* PROBLEM DESCRIPTION
Whenever a line contains the string "Date", copy it out of the entries.

[Items from a dataset]
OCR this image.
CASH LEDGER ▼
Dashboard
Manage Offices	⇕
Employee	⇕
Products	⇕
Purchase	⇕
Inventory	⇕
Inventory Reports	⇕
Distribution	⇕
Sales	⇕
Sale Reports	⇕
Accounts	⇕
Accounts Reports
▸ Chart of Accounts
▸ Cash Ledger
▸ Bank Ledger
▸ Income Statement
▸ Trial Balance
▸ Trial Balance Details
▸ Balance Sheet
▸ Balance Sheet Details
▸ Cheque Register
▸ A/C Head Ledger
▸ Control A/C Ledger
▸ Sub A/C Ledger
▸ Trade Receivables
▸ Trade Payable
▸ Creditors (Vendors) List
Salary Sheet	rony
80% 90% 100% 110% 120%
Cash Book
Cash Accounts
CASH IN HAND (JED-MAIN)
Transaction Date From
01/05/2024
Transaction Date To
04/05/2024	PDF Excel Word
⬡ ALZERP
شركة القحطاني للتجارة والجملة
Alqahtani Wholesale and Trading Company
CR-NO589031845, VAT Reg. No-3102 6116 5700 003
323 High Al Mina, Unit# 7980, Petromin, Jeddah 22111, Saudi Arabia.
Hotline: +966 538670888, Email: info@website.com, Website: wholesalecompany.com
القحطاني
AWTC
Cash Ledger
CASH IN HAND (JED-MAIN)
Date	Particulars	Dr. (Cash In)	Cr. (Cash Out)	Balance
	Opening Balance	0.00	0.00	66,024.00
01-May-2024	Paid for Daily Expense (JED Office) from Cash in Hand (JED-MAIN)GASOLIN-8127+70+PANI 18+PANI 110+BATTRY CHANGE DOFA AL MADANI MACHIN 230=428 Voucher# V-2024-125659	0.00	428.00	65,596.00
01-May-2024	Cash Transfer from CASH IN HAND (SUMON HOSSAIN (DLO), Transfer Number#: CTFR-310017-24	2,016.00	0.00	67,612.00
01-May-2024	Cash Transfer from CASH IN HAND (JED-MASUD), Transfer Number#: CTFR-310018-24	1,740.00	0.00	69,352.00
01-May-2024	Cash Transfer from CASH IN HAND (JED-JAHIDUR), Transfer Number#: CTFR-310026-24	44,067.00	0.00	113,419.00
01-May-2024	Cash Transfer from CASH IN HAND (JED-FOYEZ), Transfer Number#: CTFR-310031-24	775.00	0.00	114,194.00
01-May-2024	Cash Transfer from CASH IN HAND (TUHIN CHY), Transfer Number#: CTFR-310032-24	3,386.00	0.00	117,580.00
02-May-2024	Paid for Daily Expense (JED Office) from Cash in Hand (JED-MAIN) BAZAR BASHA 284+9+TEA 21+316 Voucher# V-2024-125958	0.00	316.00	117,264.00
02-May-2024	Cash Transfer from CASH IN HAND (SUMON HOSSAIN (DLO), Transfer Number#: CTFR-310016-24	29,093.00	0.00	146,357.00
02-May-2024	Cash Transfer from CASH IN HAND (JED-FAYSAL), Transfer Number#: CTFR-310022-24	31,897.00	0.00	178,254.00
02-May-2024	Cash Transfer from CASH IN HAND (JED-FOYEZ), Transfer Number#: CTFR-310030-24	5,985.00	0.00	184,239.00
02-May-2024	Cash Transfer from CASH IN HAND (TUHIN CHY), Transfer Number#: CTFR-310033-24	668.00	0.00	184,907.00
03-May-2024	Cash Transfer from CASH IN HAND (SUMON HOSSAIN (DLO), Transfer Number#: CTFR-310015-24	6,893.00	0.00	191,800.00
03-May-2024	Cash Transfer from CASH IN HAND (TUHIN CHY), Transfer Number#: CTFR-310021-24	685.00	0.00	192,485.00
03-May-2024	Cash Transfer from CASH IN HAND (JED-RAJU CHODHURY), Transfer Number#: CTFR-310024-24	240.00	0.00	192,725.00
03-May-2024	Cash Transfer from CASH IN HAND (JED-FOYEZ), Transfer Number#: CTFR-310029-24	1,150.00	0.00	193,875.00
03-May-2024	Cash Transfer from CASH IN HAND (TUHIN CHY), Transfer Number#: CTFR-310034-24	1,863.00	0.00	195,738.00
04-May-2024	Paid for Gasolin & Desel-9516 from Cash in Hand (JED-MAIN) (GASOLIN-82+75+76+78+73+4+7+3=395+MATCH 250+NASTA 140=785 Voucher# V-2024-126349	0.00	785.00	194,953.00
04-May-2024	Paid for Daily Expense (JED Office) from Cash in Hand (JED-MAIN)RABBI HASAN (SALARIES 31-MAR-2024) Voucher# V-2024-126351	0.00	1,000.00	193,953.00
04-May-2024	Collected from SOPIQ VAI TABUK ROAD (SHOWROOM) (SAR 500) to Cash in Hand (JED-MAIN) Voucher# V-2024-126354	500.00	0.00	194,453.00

* SOLVED PROBLEM
Transaction Date From
Transaction Date To
Date	Particulars	Dr. (Cash In)	Cr. (Cash Out)	Balance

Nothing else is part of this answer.